OBJECTIVE:
Copy every line of the listing that holds the string "JSON".

-.-.-

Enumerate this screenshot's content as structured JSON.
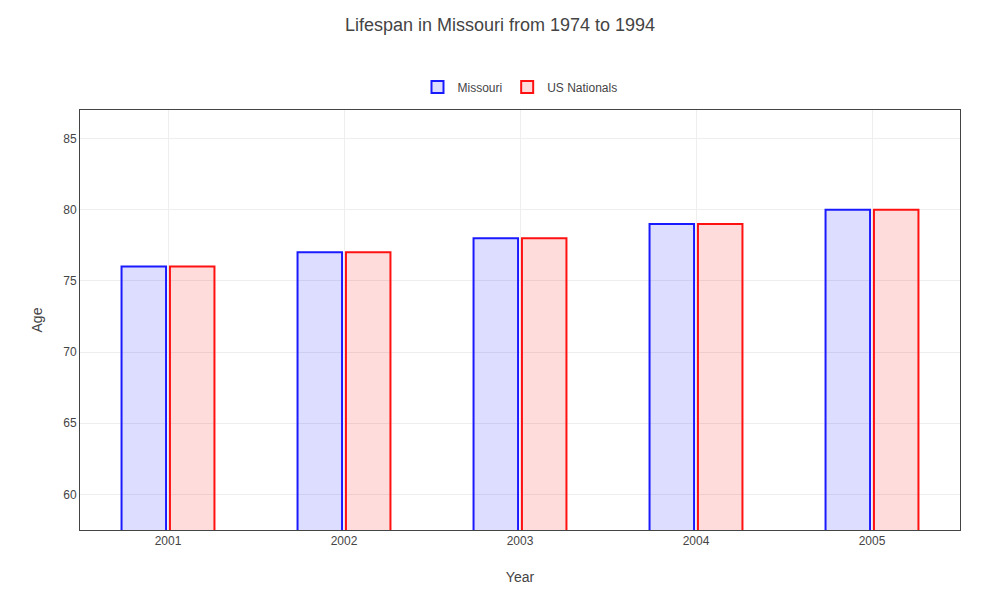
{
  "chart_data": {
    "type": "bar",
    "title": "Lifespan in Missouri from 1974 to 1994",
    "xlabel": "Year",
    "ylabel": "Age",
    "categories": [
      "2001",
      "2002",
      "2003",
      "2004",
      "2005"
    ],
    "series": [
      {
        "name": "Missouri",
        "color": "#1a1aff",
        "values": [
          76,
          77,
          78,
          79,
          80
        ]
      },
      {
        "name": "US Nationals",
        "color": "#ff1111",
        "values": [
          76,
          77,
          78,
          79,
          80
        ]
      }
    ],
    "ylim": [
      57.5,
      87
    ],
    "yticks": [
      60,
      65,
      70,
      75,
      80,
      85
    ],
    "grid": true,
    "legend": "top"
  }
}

-.-.-

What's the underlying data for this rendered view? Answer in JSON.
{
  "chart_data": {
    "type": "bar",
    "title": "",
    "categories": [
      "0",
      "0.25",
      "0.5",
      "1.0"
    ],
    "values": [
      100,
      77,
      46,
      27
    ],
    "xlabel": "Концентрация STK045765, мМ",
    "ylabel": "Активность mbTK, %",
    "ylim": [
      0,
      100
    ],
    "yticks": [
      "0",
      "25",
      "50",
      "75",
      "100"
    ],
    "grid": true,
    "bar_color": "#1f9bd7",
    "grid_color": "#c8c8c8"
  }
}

-.-.-

EXERCISE OUTPUT:
Enumerate this screenshot's content as structured JSON.
What's the underlying data for this rendered view? Answer in JSON.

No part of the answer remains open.